Available records:
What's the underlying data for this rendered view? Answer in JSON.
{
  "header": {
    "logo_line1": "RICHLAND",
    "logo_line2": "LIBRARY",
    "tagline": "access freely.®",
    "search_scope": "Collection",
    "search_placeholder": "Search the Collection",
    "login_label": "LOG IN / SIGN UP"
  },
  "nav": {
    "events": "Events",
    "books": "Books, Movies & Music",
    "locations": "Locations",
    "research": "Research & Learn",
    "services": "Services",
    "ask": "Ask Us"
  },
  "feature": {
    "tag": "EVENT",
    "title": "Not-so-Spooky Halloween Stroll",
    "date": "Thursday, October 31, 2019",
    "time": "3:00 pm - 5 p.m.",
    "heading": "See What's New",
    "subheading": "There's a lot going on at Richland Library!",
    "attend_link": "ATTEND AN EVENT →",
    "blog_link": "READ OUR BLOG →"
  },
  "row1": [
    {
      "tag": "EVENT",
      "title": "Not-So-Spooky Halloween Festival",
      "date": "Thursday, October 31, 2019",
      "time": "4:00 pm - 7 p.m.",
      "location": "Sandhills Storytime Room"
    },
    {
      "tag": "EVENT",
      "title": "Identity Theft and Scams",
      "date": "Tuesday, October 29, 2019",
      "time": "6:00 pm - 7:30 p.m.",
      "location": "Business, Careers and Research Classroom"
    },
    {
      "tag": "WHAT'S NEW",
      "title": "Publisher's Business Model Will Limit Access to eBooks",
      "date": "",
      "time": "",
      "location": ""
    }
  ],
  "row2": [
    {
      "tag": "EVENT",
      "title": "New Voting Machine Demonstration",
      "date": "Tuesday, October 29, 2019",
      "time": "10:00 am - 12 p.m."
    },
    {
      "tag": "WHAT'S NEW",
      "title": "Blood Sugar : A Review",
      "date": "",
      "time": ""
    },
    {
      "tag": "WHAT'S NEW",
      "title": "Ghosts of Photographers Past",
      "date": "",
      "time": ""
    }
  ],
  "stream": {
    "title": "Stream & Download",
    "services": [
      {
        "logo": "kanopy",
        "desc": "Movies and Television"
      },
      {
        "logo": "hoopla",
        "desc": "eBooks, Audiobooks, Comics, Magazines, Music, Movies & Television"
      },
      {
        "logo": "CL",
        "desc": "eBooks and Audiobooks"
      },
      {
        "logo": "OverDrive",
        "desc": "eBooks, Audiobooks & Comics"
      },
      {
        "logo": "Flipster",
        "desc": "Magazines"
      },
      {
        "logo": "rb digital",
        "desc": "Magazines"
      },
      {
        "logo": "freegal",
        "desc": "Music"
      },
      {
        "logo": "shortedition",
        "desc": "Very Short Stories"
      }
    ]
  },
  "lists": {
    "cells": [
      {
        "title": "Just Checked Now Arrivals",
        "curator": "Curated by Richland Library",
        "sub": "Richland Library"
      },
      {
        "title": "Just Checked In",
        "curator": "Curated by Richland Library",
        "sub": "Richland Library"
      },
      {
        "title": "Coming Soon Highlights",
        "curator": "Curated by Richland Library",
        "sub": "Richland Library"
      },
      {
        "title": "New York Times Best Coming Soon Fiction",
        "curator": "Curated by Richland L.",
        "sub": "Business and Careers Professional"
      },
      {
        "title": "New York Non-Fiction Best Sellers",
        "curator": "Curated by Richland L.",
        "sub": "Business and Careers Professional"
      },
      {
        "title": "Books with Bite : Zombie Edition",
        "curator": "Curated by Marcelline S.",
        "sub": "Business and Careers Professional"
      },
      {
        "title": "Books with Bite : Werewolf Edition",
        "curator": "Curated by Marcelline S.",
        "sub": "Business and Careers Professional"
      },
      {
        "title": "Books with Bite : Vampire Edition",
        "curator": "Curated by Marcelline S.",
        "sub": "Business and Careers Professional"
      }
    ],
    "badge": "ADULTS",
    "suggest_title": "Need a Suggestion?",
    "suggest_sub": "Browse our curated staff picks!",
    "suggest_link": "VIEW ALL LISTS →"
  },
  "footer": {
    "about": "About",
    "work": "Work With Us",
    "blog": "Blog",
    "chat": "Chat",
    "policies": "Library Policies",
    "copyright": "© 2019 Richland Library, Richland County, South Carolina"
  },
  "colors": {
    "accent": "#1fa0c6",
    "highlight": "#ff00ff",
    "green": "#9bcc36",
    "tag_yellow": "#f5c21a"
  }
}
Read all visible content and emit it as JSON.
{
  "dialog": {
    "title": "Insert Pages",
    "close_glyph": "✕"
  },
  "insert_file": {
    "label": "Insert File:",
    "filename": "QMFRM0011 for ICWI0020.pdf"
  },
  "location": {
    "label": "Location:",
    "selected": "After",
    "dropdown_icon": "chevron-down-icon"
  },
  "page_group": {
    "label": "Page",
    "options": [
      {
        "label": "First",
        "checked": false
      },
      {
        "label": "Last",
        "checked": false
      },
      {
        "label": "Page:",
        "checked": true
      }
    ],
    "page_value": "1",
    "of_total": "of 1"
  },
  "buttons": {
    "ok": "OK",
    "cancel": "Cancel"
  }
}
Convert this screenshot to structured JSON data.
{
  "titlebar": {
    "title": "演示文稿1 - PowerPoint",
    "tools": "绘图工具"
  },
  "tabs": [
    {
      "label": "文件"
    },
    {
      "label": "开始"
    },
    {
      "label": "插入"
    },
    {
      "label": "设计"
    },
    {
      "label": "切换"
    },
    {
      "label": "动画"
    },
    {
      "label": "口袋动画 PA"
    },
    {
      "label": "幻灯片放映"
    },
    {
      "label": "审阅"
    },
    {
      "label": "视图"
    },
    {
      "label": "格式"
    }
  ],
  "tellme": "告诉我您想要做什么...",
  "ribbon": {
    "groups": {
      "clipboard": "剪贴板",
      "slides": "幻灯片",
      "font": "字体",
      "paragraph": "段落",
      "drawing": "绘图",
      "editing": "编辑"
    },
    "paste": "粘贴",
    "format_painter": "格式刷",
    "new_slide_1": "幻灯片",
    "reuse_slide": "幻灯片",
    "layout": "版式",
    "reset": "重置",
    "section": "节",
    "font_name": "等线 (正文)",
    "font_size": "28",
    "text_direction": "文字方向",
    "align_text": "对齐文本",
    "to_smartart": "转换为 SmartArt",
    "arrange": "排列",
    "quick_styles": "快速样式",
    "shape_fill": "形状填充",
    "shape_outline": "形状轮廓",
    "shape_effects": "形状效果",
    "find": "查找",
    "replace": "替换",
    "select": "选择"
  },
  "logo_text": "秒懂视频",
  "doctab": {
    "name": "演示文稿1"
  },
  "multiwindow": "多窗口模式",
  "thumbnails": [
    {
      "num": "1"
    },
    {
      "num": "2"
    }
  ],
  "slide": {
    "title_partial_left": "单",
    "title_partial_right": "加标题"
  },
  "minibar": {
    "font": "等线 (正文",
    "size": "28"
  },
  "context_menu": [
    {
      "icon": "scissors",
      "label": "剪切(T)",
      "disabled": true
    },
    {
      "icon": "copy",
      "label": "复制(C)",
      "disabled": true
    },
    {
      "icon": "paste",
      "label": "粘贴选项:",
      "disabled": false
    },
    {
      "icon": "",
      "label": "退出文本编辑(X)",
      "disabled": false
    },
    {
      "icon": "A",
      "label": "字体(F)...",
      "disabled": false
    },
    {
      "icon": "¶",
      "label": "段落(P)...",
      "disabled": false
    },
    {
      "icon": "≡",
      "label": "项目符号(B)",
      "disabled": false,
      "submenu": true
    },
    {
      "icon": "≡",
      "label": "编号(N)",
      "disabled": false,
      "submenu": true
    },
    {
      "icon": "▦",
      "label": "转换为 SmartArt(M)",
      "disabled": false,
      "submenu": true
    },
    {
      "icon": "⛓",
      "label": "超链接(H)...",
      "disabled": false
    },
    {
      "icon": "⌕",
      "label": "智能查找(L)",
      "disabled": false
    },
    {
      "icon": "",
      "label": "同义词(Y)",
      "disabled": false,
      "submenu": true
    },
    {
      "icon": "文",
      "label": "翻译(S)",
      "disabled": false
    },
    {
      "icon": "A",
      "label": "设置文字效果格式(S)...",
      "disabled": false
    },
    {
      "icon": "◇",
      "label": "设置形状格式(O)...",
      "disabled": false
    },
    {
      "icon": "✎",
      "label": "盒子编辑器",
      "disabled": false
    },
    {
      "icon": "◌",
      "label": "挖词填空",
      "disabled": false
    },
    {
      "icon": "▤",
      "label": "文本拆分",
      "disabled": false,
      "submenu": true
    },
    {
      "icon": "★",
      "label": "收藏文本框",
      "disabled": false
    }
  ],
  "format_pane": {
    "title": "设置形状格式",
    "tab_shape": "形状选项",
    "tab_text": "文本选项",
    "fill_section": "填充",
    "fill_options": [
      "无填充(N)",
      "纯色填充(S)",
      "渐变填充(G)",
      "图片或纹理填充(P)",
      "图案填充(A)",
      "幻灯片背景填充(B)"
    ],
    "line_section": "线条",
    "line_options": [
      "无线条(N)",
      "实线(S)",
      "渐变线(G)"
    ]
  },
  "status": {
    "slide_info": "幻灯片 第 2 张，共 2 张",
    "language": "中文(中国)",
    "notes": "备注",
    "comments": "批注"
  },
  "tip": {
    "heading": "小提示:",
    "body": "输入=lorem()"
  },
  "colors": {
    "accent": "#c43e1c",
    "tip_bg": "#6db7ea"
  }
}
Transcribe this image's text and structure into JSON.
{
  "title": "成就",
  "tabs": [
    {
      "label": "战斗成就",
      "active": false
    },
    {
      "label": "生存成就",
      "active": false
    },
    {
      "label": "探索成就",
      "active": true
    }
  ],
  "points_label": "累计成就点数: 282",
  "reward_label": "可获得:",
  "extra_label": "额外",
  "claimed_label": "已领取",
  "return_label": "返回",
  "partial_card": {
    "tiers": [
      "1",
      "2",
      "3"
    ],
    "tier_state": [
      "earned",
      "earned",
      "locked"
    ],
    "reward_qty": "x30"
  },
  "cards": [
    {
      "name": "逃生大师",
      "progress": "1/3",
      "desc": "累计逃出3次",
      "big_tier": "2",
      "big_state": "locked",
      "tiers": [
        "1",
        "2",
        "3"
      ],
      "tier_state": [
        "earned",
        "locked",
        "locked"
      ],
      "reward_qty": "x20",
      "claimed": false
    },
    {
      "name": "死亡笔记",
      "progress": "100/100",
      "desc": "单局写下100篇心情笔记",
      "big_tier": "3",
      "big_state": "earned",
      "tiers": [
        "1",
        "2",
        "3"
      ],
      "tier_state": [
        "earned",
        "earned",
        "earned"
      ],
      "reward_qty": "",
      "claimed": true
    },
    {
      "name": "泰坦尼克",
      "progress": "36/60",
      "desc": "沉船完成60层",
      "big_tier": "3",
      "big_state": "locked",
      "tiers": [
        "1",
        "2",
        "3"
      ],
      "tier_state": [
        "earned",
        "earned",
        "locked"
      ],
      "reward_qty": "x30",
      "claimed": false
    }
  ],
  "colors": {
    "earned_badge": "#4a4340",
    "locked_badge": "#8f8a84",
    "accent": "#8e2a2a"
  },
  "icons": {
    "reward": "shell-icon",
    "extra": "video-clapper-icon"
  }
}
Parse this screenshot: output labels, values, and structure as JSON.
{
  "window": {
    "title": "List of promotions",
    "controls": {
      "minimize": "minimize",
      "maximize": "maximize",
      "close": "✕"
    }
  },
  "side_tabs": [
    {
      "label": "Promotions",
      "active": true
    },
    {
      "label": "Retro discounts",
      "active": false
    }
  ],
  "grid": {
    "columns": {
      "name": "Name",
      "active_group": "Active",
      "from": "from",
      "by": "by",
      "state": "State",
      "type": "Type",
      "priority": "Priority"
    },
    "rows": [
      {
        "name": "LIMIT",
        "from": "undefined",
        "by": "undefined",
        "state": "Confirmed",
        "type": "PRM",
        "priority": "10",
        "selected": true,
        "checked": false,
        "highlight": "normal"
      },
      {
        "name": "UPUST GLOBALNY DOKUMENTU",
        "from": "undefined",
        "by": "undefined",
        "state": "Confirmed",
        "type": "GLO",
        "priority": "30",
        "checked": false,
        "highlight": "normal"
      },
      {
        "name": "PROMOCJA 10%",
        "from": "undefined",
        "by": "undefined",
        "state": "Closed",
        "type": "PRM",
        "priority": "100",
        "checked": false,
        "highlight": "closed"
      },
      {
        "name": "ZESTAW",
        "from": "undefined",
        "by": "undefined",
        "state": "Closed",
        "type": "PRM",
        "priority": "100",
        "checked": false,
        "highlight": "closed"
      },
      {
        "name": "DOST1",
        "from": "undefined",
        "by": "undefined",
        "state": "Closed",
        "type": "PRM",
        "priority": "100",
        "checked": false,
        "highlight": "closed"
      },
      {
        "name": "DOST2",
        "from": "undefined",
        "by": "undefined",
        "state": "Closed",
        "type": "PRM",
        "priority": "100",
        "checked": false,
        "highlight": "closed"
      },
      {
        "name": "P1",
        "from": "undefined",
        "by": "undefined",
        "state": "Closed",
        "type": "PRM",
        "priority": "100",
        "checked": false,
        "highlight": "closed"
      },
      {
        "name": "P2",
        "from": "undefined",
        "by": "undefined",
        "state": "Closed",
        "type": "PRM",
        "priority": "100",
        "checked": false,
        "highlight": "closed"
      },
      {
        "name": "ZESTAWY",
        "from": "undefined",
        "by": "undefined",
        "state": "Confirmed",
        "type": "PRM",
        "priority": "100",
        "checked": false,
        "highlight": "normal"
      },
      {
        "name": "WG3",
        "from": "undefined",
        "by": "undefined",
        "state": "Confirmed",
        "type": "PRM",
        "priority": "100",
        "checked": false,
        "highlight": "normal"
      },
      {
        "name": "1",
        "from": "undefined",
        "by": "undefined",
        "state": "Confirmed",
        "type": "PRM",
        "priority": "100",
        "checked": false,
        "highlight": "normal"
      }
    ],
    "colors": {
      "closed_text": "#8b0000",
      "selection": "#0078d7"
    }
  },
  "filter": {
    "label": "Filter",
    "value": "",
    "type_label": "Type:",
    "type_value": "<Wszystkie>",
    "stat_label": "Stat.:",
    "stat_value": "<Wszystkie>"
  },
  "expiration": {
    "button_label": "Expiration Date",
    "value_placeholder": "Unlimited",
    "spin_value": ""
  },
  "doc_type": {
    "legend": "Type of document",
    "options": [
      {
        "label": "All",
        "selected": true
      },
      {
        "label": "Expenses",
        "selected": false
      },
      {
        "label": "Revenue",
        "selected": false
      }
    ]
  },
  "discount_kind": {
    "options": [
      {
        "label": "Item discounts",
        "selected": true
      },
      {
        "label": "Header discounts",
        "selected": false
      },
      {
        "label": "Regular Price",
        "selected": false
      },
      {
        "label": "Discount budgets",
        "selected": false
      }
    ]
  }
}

Task description: In the entries above, identify every line with the string "Audiobooks".

Complete answer:
        "desc": "eBooks, Audiobooks, Comics, Magazines, Music, Movies & Television"
        "desc": "eBooks and Audiobooks"
        "desc": "eBooks, Audiobooks & Comics"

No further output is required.